**Data:**

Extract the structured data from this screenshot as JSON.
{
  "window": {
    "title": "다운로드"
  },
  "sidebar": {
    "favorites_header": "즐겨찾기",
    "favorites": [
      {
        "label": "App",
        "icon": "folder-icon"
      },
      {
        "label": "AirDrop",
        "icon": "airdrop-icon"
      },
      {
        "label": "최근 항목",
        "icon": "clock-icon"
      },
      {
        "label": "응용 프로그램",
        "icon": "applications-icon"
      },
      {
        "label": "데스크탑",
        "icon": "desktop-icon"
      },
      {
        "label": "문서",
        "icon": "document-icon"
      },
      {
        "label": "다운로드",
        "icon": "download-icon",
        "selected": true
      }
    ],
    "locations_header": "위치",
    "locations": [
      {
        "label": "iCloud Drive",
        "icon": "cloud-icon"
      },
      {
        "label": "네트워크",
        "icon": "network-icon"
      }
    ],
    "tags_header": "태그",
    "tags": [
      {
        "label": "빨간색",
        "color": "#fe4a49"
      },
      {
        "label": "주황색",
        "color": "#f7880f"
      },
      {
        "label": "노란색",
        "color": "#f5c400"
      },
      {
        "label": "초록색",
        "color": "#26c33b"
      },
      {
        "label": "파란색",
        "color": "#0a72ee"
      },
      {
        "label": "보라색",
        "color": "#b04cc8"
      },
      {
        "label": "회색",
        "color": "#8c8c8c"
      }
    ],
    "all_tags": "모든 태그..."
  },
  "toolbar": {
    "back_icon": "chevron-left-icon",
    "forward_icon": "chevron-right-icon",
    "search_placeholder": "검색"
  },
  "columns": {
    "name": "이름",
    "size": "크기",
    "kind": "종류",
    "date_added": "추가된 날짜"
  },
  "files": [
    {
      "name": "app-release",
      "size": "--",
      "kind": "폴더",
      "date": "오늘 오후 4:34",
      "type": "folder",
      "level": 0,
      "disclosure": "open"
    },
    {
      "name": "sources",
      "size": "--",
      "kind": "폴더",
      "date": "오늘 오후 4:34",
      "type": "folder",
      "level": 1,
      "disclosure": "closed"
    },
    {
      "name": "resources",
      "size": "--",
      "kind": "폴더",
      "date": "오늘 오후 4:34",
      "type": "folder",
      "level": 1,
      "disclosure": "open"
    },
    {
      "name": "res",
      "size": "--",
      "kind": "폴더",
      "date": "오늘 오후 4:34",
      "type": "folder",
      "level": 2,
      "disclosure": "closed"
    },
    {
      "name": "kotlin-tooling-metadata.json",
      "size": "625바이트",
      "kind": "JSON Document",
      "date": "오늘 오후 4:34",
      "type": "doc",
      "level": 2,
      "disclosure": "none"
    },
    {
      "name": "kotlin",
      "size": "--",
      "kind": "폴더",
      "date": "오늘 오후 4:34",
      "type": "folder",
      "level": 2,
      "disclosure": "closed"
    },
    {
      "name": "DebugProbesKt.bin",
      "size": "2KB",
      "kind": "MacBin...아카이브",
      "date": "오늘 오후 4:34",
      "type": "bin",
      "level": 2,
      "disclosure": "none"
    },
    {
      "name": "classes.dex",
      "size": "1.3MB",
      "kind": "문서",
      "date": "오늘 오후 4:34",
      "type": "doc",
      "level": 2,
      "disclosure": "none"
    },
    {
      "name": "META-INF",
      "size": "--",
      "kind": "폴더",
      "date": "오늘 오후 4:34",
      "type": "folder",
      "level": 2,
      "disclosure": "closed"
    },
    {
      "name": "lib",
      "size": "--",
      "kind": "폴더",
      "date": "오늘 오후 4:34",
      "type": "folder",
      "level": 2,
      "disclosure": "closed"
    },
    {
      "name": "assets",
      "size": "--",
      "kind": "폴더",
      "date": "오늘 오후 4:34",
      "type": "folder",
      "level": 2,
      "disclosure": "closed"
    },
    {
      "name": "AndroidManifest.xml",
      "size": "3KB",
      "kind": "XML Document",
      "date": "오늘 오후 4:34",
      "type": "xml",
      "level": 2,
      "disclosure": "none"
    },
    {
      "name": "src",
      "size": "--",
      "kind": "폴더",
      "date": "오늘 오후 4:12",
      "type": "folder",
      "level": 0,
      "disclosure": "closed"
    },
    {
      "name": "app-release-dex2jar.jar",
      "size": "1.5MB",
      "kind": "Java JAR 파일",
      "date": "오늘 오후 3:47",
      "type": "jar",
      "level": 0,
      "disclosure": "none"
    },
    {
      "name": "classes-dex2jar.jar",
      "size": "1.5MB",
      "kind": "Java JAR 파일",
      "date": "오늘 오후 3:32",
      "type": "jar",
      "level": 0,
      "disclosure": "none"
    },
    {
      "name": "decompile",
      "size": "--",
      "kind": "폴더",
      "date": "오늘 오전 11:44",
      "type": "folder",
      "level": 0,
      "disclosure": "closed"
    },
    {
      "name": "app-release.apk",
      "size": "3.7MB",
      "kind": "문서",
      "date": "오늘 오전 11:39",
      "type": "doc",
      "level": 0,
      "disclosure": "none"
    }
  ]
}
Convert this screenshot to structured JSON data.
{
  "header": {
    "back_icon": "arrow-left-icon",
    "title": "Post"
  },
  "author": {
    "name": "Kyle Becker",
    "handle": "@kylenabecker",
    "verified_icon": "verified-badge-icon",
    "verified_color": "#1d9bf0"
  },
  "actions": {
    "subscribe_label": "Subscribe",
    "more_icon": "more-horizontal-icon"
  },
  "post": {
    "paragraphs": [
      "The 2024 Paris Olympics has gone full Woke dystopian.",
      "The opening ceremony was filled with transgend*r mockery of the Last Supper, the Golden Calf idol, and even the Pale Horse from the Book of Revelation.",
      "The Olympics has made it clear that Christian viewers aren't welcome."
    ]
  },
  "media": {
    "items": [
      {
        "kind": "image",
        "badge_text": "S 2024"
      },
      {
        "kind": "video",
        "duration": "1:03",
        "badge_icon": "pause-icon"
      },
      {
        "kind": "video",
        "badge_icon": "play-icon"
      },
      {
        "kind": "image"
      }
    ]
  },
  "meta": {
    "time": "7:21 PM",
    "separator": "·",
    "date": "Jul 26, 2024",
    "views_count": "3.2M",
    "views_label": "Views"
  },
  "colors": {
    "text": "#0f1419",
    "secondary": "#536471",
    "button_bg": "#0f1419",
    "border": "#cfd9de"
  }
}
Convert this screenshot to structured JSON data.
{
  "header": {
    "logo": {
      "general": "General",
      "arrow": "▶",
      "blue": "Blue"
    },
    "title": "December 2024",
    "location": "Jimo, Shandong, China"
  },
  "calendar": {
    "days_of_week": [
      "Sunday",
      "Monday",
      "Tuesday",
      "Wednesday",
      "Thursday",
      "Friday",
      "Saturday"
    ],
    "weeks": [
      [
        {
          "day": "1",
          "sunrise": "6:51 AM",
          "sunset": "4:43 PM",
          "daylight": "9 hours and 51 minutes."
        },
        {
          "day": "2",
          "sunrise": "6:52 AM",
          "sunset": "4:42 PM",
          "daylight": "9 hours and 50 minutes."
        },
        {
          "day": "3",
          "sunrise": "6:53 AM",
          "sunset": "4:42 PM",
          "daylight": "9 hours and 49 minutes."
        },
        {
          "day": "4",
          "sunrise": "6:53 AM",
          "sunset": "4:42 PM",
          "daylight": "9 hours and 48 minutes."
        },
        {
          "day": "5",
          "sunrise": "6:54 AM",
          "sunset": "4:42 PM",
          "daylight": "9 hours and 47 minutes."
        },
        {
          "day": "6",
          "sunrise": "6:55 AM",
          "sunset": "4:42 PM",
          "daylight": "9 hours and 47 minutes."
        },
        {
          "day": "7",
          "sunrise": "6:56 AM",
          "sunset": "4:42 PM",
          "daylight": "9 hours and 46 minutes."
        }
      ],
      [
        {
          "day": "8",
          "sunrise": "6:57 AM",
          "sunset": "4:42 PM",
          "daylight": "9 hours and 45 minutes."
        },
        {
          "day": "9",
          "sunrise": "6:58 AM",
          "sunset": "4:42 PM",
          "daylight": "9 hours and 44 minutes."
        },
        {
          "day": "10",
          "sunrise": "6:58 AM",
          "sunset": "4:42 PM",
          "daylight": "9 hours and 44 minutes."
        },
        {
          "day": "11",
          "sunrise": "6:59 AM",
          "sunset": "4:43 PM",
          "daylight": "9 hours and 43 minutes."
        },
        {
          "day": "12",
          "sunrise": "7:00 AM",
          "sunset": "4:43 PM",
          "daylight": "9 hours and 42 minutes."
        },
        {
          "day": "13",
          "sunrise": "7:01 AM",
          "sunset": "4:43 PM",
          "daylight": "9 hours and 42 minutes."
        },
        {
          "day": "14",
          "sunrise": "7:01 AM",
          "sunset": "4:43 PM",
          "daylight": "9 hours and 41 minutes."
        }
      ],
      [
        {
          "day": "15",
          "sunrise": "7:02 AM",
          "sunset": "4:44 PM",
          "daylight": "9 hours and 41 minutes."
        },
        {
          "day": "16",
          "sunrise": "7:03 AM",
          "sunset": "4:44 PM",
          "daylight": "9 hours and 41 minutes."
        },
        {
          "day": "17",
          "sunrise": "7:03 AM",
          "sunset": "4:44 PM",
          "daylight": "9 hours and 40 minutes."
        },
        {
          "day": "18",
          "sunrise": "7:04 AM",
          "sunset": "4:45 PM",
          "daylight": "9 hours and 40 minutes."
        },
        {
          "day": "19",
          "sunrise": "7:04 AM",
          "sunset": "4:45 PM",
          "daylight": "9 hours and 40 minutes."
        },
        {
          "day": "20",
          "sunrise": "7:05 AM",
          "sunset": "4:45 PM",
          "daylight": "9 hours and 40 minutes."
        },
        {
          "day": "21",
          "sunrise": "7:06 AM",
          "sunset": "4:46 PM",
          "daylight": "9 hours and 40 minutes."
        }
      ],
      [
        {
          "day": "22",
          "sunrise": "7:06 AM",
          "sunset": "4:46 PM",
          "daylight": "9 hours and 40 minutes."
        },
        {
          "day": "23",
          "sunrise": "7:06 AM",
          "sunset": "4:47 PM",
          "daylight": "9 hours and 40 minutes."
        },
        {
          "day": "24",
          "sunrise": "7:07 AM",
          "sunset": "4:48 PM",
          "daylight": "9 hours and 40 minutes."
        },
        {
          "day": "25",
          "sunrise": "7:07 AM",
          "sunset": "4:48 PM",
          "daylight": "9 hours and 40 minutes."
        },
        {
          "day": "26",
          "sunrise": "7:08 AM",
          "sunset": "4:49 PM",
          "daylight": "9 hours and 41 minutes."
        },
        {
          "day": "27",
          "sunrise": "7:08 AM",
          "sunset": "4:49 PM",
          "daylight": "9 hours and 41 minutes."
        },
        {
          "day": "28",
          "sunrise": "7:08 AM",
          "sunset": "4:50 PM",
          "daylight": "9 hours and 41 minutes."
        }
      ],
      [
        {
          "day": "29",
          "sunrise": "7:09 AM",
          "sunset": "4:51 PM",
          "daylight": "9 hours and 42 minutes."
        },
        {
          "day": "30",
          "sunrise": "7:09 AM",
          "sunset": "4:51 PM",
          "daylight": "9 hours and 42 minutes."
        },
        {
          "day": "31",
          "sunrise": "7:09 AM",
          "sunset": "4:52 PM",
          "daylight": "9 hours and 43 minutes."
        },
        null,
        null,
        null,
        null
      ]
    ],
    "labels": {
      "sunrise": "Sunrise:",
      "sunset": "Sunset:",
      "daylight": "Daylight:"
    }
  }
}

**Exercise description:**
Every line in the data that holds "release" should be copied out.

**Written solution:**
      "name": "app-release",
      "name": "app-release-dex2jar.jar",
      "name": "app-release.apk",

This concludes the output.